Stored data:
——

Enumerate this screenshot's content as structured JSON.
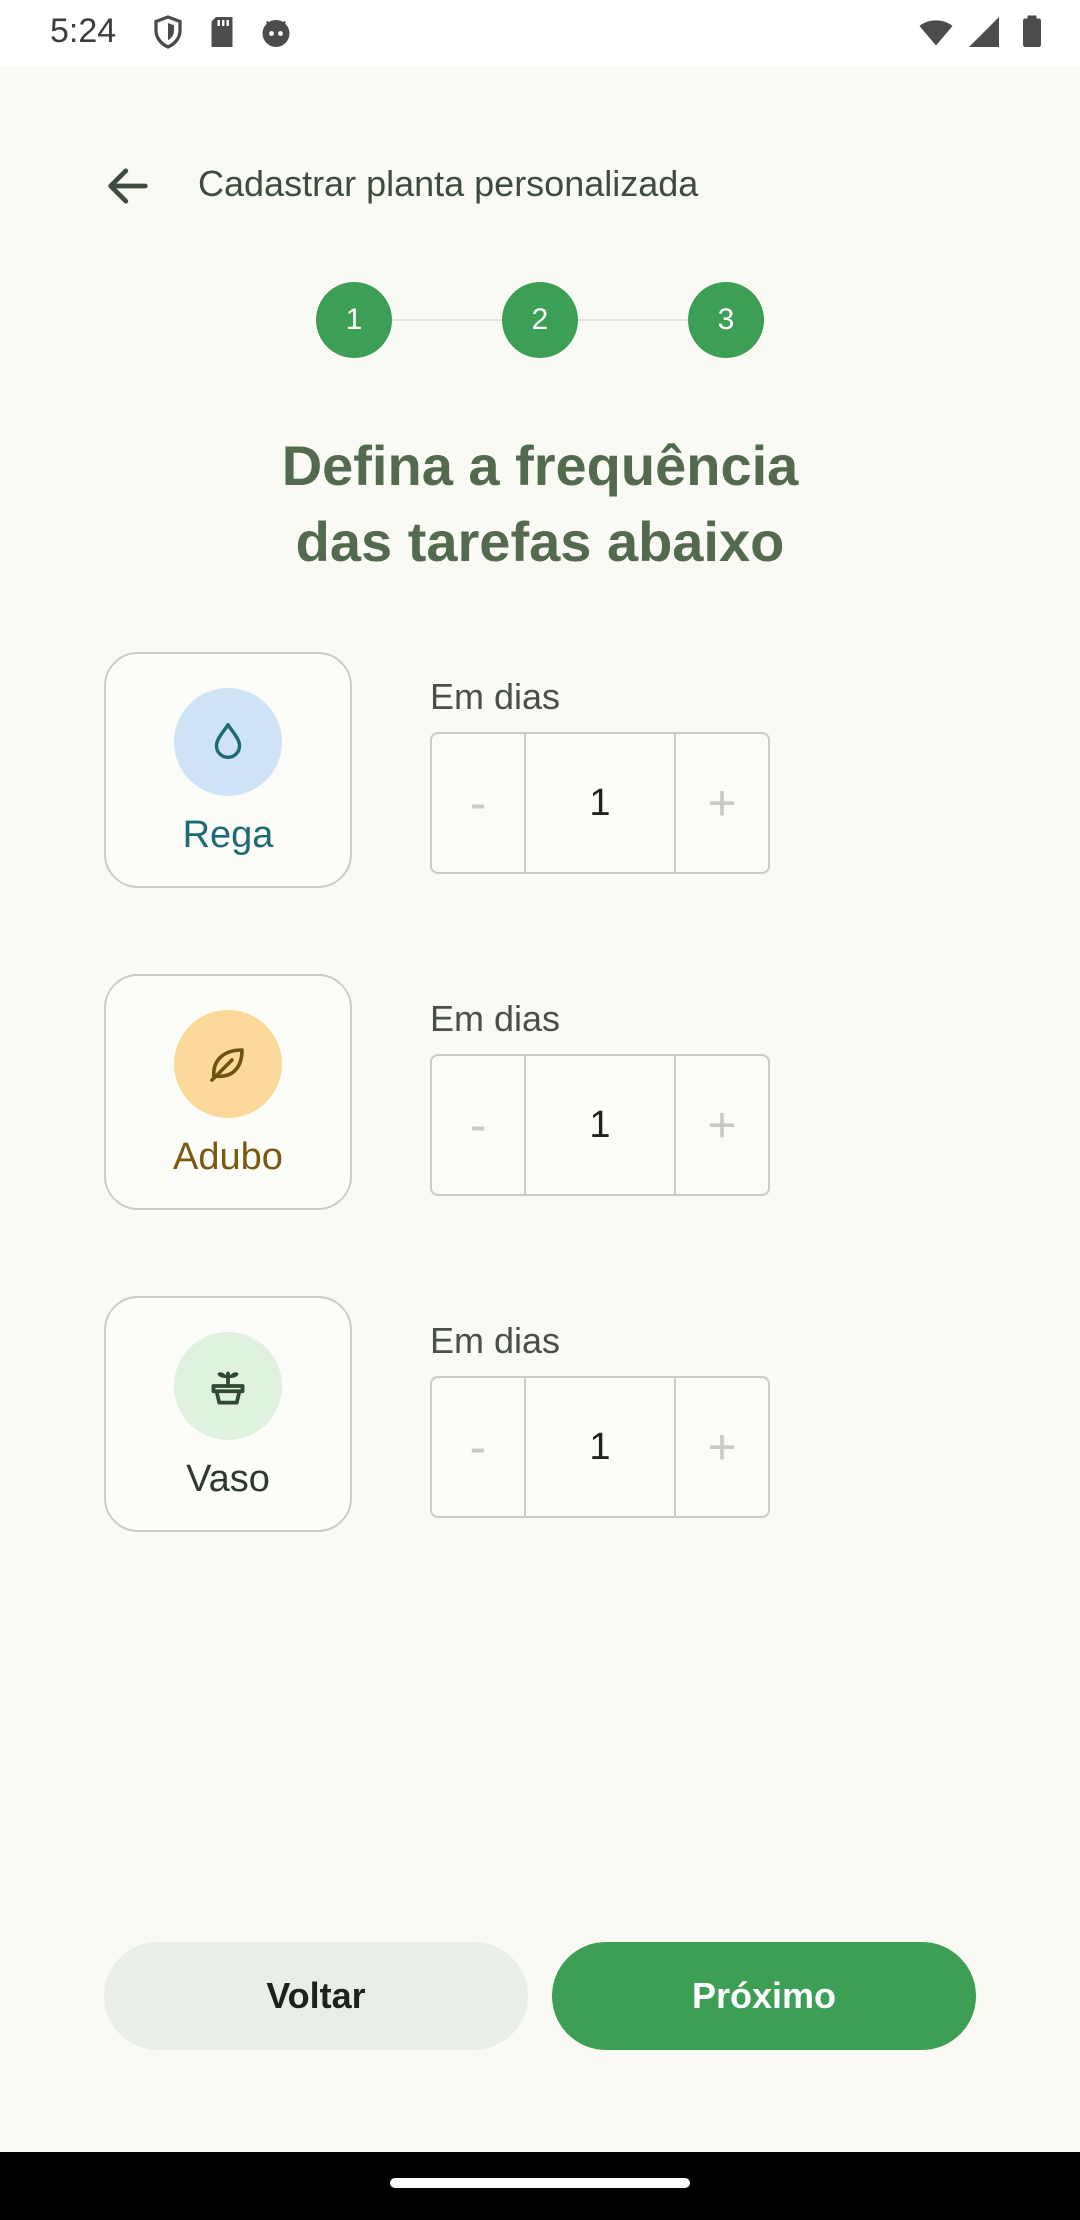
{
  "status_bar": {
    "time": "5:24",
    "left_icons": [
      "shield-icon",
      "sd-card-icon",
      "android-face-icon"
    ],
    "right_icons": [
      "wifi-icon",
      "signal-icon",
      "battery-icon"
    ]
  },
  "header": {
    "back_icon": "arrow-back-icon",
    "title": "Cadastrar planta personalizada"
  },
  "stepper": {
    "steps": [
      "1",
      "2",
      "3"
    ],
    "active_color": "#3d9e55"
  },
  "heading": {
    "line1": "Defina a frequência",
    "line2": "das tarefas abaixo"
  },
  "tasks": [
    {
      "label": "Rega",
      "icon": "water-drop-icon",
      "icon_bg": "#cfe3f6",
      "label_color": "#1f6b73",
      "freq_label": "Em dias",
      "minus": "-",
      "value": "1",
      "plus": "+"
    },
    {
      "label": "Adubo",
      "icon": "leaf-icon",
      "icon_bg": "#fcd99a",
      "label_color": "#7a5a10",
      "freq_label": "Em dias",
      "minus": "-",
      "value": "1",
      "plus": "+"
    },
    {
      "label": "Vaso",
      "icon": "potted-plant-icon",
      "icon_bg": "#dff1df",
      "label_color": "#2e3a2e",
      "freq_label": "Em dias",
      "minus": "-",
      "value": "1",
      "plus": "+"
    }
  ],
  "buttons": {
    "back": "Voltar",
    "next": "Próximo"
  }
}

——

Required work:
Copy out all the entries exactly. Images stay out of the copy.

Solved exercise:
Enumerate this screenshot's content as structured JSON.
{
  "status_bar": {
    "time": "5:24",
    "left_icons": [
      "shield-icon",
      "sd-card-icon",
      "android-face-icon"
    ],
    "right_icons": [
      "wifi-icon",
      "signal-icon",
      "battery-icon"
    ]
  },
  "header": {
    "back_icon": "arrow-back-icon",
    "title": "Cadastrar planta personalizada"
  },
  "stepper": {
    "steps": [
      "1",
      "2",
      "3"
    ],
    "active_color": "#3d9e55"
  },
  "heading": {
    "line1": "Defina a frequência",
    "line2": "das tarefas abaixo"
  },
  "tasks": [
    {
      "label": "Rega",
      "icon": "water-drop-icon",
      "icon_bg": "#cfe3f6",
      "label_color": "#1f6b73",
      "freq_label": "Em dias",
      "minus": "-",
      "value": "1",
      "plus": "+"
    },
    {
      "label": "Adubo",
      "icon": "leaf-icon",
      "icon_bg": "#fcd99a",
      "label_color": "#7a5a10",
      "freq_label": "Em dias",
      "minus": "-",
      "value": "1",
      "plus": "+"
    },
    {
      "label": "Vaso",
      "icon": "potted-plant-icon",
      "icon_bg": "#dff1df",
      "label_color": "#2e3a2e",
      "freq_label": "Em dias",
      "minus": "-",
      "value": "1",
      "plus": "+"
    }
  ],
  "buttons": {
    "back": "Voltar",
    "next": "Próximo"
  }
}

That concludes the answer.